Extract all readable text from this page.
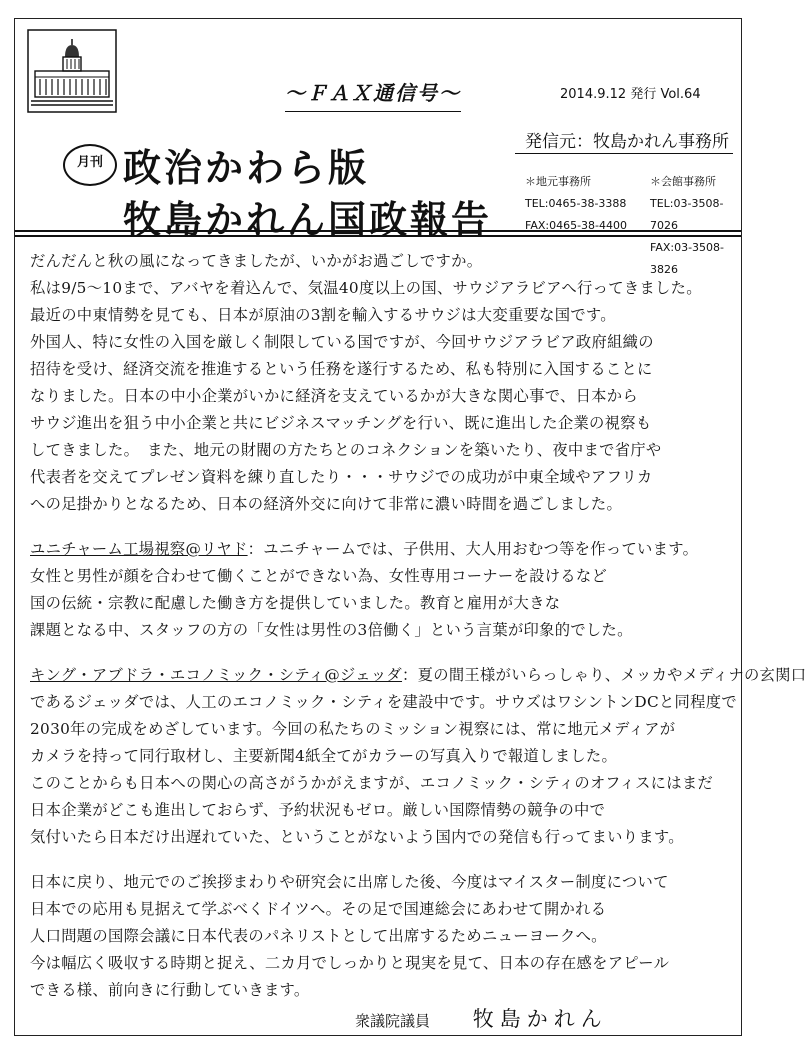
～ＦＡＸ通信号～	2014.9.12 発行 Vol.64
月刊 政治かわら版
牧島かれん国政報告
発信元：牧島かれん事務所
＊地元事務所
TEL:0465-38-3388
FAX:0465-38-4400
＊会館事務所
TEL:03-3508-7026
FAX:03-3508-3826
だんだんと秋の風になってきましたが、いかがお過ごしですか。
私は9/5～10まで、アバヤを着込んで、気温40度以上の国、サウジアラビアへ行ってきました。
最近の中東情勢を見ても、日本が原油の3割を輸入するサウジは大変重要な国です。
外国人、特に女性の入国を厳しく制限している国ですが、今回サウジアラビア政府組織の
招待を受け、経済交流を推進するという任務を遂行するため、私も特別に入国することに
なりました。日本の中小企業がいかに経済を支えているかが大きな関心事で、日本から
サウジ進出を狙う中小企業と共にビジネスマッチングを行い、既に進出した企業の視察も
してきました。　また、地元の財閥の方たちとのコネクションを築いたり、夜中まで省庁や
代表者を交えてプレゼン資料を練り直したり・・・サウジでの成功が中東全域やアフリカ
への足掛かりとなるため、日本の経済外交に向けて非常に濃い時間を過ごしました。
ユニチャーム工場視察@リヤド：ユニチャームでは、子供用、大人用おむつ等を作っています。
女性と男性が顔を合わせて働くことができない為、女性専用コーナーを設けるなど
国の伝統・宗教に配慮した働き方を提供していました。教育と雇用が大きな
課題となる中、スタッフの方の「女性は男性の3倍働く」という言葉が印象的でした。
キング・アブドラ・エコノミック・シティ@ジェッダ：夏の間王様がいらっしゃり、メッカやメディナの玄関口
であるジェッダでは、人工のエコノミック・シティを建設中です。サウズはワシントンDCと同程度で
2030年の完成をめざしています。今回の私たちのミッション視察には、常に地元メディアが
カメラを持って同行取材し、主要新聞4紙全てがカラーの写真入りで報道しました。
このことからも日本への関心の高さがうかがえますが、エコノミック・シティのオフィスにはまだ
日本企業がどこも進出しておらず、予約状況もゼロ。厳しい国際情勢の競争の中で
気付いたら日本だけ出遅れていた、ということがないよう国内での発信も行ってまいります。
日本に戻り、地元でのご挨拶まわりや研究会に出席した後、今度はマイスター制度について
日本での応用も見据えて学ぶべくドイツへ。その足で国連総会にあわせて開かれる
人口問題の国際会議に日本代表のパネリストとして出席するためニューヨークへ。
今は幅広く吸収する時期と捉え、二カ月でしっかりと現実を見て、日本の存在感をアピール
できる様、前向きに行動していきます。
衆議院議員 牧島かれん
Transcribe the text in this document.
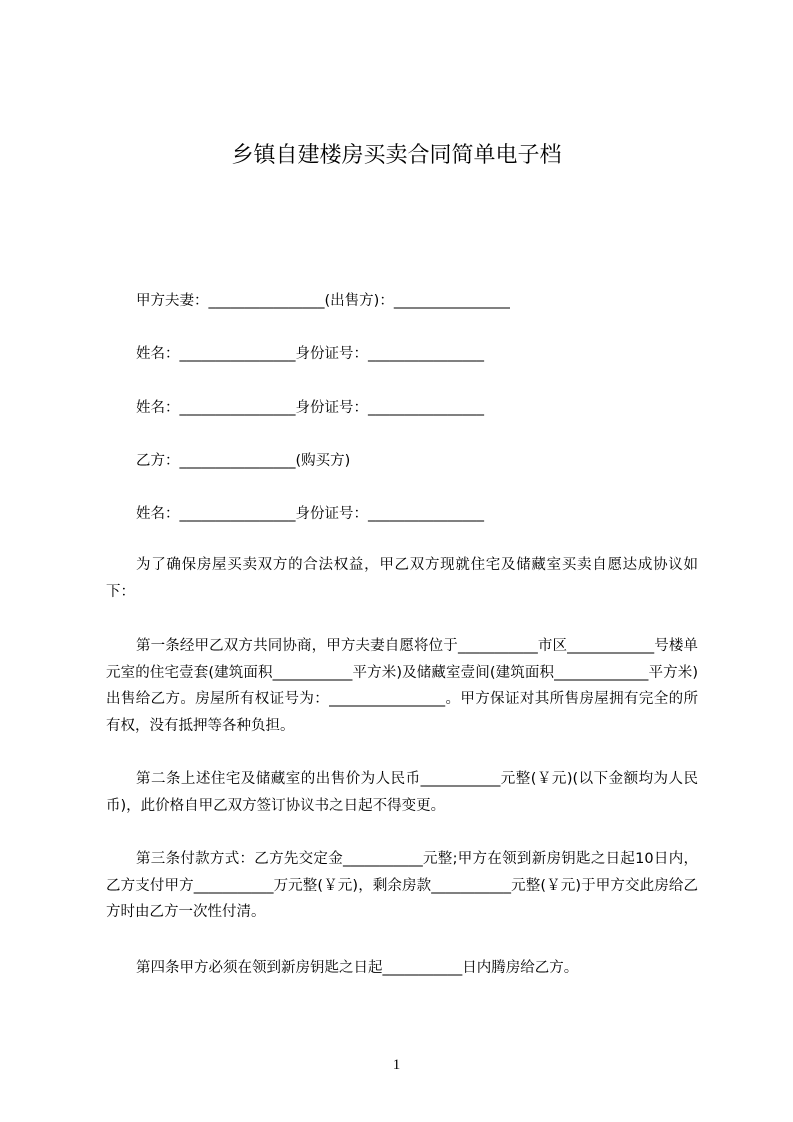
乡镇自建楼房买卖合同简单电子档

甲方夫妻：________________(出售方)：________________

姓名：________________身份证号：________________

姓名：________________身份证号：________________

乙方：________________(购买方)

姓名：________________身份证号：________________

为了确保房屋买卖双方的合法权益，甲乙双方现就住宅及储藏室买卖自愿达成协议如下：

第一条经甲乙双方共同协商，甲方夫妻自愿将位于___________市区____________号楼单元室的住宅壹套(建筑面积___________平方米)及储藏室壹间(建筑面积_____________平方米)出售给乙方。房屋所有权证号为：________________。甲方保证对其所售房屋拥有完全的所有权，没有抵押等各种负担。

第二条上述住宅及储藏室的出售价为人民币___________元整(￥元)(以下金额均为人民币)，此价格自甲乙双方签订协议书之日起不得变更。

第三条付款方式：乙方先交定金___________元整;甲方在领到新房钥匙之日起10日内，乙方支付甲方___________万元整(￥元)，剩余房款___________元整(￥元)于甲方交此房给乙方时由乙方一次性付清。

第四条甲方必须在领到新房钥匙之日起___________日内腾房给乙方。

1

● ● ● ●

WHAT THE TASK ASKS:
Transcribe all of the material exactly, leaving out whatever pictures it contains.

OUTPUT FOR THIS EXERCISE:
Extract all readable text from this page.
～ＦＡＸ通信号～	2014.9.12 発行 Vol.64
月刊 政治かわら版
牧島かれん国政報告
発信元：牧島かれん事務所
＊地元事務所
TEL:0465-38-3388
FAX:0465-38-4400
＊会館事務所
TEL:03-3508-7026
FAX:03-3508-3826
だんだんと秋の風になってきましたが、いかがお過ごしですか。
私は9/5～10まで、アバヤを着込んで、気温40度以上の国、サウジアラビアへ行ってきました。
最近の中東情勢を見ても、日本が原油の3割を輸入するサウジは大変重要な国です。
外国人、特に女性の入国を厳しく制限している国ですが、今回サウジアラビア政府組織の
招待を受け、経済交流を推進するという任務を遂行するため、私も特別に入国することに
なりました。日本の中小企業がいかに経済を支えているかが大きな関心事で、日本から
サウジ進出を狙う中小企業と共にビジネスマッチングを行い、既に進出した企業の視察も
してきました。　また、地元の財閥の方たちとのコネクションを築いたり、夜中まで省庁や
代表者を交えてプレゼン資料を練り直したり・・・サウジでの成功が中東全域やアフリカ
への足掛かりとなるため、日本の経済外交に向けて非常に濃い時間を過ごしました。
ユニチャーム工場視察@リヤド：ユニチャームでは、子供用、大人用おむつ等を作っています。
女性と男性が顔を合わせて働くことができない為、女性専用コーナーを設けるなど
国の伝統・宗教に配慮した働き方を提供していました。教育と雇用が大きな
課題となる中、スタッフの方の「女性は男性の3倍働く」という言葉が印象的でした。
キング・アブドラ・エコノミック・シティ@ジェッダ：夏の間王様がいらっしゃり、メッカやメディナの玄関口
であるジェッダでは、人工のエコノミック・シティを建設中です。サウズはワシントンDCと同程度で
2030年の完成をめざしています。今回の私たちのミッション視察には、常に地元メディアが
カメラを持って同行取材し、主要新聞4紙全てがカラーの写真入りで報道しました。
このことからも日本への関心の高さがうかがえますが、エコノミック・シティのオフィスにはまだ
日本企業がどこも進出しておらず、予約状況もゼロ。厳しい国際情勢の競争の中で
気付いたら日本だけ出遅れていた、ということがないよう国内での発信も行ってまいります。
日本に戻り、地元でのご挨拶まわりや研究会に出席した後、今度はマイスター制度について
日本での応用も見据えて学ぶべくドイツへ。その足で国連総会にあわせて開かれる
人口問題の国際会議に日本代表のパネリストとして出席するためニューヨークへ。
今は幅広く吸収する時期と捉え、二カ月でしっかりと現実を見て、日本の存在感をアピール
できる様、前向きに行動していきます。
衆議院議員 牧島かれん
Transcribe the text in this document.
乡镇自建楼房买卖合同简单电子档

甲方夫妻：________________(出售方)：________________

姓名：________________身份证号：________________

姓名：________________身份证号：________________

乙方：________________(购买方)

姓名：________________身份证号：________________

为了确保房屋买卖双方的合法权益，甲乙双方现就住宅及储藏室买卖自愿达成协议如下：

第一条经甲乙双方共同协商，甲方夫妻自愿将位于___________市区____________号楼单元室的住宅壹套(建筑面积___________平方米)及储藏室壹间(建筑面积_____________平方米)出售给乙方。房屋所有权证号为：________________。甲方保证对其所售房屋拥有完全的所有权，没有抵押等各种负担。

第二条上述住宅及储藏室的出售价为人民币___________元整(￥元)(以下金额均为人民币)，此价格自甲乙双方签订协议书之日起不得变更。

第三条付款方式：乙方先交定金___________元整;甲方在领到新房钥匙之日起10日内，乙方支付甲方___________万元整(￥元)，剩余房款___________元整(￥元)于甲方交此房给乙方时由乙方一次性付清。

第四条甲方必须在领到新房钥匙之日起___________日内腾房给乙方。

1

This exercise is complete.